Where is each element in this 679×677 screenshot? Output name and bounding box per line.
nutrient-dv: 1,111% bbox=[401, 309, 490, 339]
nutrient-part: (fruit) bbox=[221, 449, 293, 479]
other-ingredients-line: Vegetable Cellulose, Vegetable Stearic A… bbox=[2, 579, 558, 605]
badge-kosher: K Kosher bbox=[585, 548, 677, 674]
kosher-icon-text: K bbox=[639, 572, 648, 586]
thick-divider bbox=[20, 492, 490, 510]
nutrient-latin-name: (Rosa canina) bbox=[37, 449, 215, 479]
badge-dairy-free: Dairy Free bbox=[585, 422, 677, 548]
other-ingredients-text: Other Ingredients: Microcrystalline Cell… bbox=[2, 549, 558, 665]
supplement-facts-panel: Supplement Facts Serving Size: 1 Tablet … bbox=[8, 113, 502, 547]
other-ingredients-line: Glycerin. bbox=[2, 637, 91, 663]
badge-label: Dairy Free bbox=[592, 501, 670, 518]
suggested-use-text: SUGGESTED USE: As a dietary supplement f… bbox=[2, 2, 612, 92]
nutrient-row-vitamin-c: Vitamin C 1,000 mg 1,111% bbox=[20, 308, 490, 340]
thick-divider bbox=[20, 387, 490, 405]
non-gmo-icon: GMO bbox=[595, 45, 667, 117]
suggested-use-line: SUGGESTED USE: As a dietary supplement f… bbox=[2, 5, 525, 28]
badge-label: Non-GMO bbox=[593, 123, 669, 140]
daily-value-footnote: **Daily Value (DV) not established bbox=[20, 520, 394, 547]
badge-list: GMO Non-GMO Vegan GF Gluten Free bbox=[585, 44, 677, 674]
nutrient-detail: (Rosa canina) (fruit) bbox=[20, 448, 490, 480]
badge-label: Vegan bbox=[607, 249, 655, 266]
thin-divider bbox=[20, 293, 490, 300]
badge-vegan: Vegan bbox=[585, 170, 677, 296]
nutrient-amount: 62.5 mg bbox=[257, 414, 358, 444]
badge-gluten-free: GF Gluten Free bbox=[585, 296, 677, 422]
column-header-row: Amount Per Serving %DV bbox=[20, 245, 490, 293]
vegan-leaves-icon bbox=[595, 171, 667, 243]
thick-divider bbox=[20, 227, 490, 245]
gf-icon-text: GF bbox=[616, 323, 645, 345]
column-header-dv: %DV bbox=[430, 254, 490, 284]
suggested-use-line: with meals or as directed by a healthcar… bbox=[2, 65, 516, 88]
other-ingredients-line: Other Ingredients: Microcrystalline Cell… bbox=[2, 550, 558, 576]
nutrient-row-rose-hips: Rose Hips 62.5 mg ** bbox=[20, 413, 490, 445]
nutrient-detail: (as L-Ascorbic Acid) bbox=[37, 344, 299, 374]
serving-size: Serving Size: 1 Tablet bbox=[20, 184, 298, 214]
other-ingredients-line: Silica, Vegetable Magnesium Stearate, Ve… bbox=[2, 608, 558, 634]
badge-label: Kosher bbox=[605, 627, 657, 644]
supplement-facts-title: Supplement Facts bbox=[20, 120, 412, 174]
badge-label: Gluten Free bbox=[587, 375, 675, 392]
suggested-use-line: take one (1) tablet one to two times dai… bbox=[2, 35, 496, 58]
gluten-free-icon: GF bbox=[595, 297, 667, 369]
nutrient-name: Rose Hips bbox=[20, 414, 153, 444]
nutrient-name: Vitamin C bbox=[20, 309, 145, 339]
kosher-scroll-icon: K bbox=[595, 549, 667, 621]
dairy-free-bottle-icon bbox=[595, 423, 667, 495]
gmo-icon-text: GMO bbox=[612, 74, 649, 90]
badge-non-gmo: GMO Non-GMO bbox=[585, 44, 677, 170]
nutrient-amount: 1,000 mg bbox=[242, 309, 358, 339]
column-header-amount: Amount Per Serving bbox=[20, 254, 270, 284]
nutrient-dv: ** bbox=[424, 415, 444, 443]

□ □ □ □

## TASK DIRECTIONS
Reproduce the records above with every occurrence of "Rose Hips" changed to "Rosehips", leaving all other text unchanged.

## RESULT OF THE EXERCISE
Where is each element in this 679×677 screenshot? Output name and bounding box per line.
nutrient-dv: 1,111% bbox=[401, 309, 490, 339]
nutrient-part: (fruit) bbox=[221, 449, 293, 479]
other-ingredients-line: Vegetable Cellulose, Vegetable Stearic A… bbox=[2, 579, 558, 605]
badge-kosher: K Kosher bbox=[585, 548, 677, 674]
kosher-icon-text: K bbox=[639, 572, 648, 586]
thick-divider bbox=[20, 492, 490, 510]
nutrient-latin-name: (Rosa canina) bbox=[37, 449, 215, 479]
badge-dairy-free: Dairy Free bbox=[585, 422, 677, 548]
other-ingredients-text: Other Ingredients: Microcrystalline Cell… bbox=[2, 549, 558, 665]
supplement-facts-panel: Supplement Facts Serving Size: 1 Tablet … bbox=[8, 113, 502, 547]
other-ingredients-line: Glycerin. bbox=[2, 637, 91, 663]
badge-label: Dairy Free bbox=[592, 501, 670, 518]
suggested-use-text: SUGGESTED USE: As a dietary supplement f… bbox=[2, 2, 612, 92]
nutrient-row-vitamin-c: Vitamin C 1,000 mg 1,111% bbox=[20, 308, 490, 340]
thick-divider bbox=[20, 387, 490, 405]
non-gmo-icon: GMO bbox=[595, 45, 667, 117]
suggested-use-line: SUGGESTED USE: As a dietary supplement f… bbox=[2, 5, 525, 28]
badge-label: Non-GMO bbox=[593, 123, 669, 140]
daily-value-footnote: **Daily Value (DV) not established bbox=[20, 520, 394, 547]
badge-list: GMO Non-GMO Vegan GF Gluten Free bbox=[585, 44, 677, 674]
nutrient-detail: (Rosa canina) (fruit) bbox=[20, 448, 490, 480]
badge-label: Vegan bbox=[607, 249, 655, 266]
thin-divider bbox=[20, 293, 490, 300]
badge-vegan: Vegan bbox=[585, 170, 677, 296]
nutrient-amount: 62.5 mg bbox=[257, 414, 358, 444]
badge-gluten-free: GF Gluten Free bbox=[585, 296, 677, 422]
column-header-row: Amount Per Serving %DV bbox=[20, 245, 490, 293]
vegan-leaves-icon bbox=[595, 171, 667, 243]
thick-divider bbox=[20, 227, 490, 245]
gf-icon-text: GF bbox=[616, 323, 645, 345]
column-header-dv: %DV bbox=[430, 254, 490, 284]
suggested-use-line: with meals or as directed by a healthcar… bbox=[2, 65, 516, 88]
other-ingredients-line: Other Ingredients: Microcrystalline Cell… bbox=[2, 550, 558, 576]
nutrient-row-rose-hips: Rosehips 62.5 mg ** bbox=[20, 413, 490, 445]
nutrient-detail: (as L-Ascorbic Acid) bbox=[37, 344, 299, 374]
serving-size: Serving Size: 1 Tablet bbox=[20, 184, 298, 214]
other-ingredients-line: Silica, Vegetable Magnesium Stearate, Ve… bbox=[2, 608, 558, 634]
badge-label: Kosher bbox=[605, 627, 657, 644]
supplement-facts-title: Supplement Facts bbox=[20, 120, 412, 174]
badge-label: Gluten Free bbox=[587, 375, 675, 392]
suggested-use-line: take one (1) tablet one to two times dai… bbox=[2, 35, 496, 58]
gluten-free-icon: GF bbox=[595, 297, 667, 369]
nutrient-name: Rosehips bbox=[20, 414, 153, 444]
nutrient-name: Vitamin C bbox=[20, 309, 145, 339]
kosher-scroll-icon: K bbox=[595, 549, 667, 621]
dairy-free-bottle-icon bbox=[595, 423, 667, 495]
gmo-icon-text: GMO bbox=[612, 74, 649, 90]
badge-non-gmo: GMO Non-GMO bbox=[585, 44, 677, 170]
nutrient-amount: 1,000 mg bbox=[242, 309, 358, 339]
column-header-amount: Amount Per Serving bbox=[20, 254, 270, 284]
nutrient-dv: ** bbox=[424, 415, 444, 443]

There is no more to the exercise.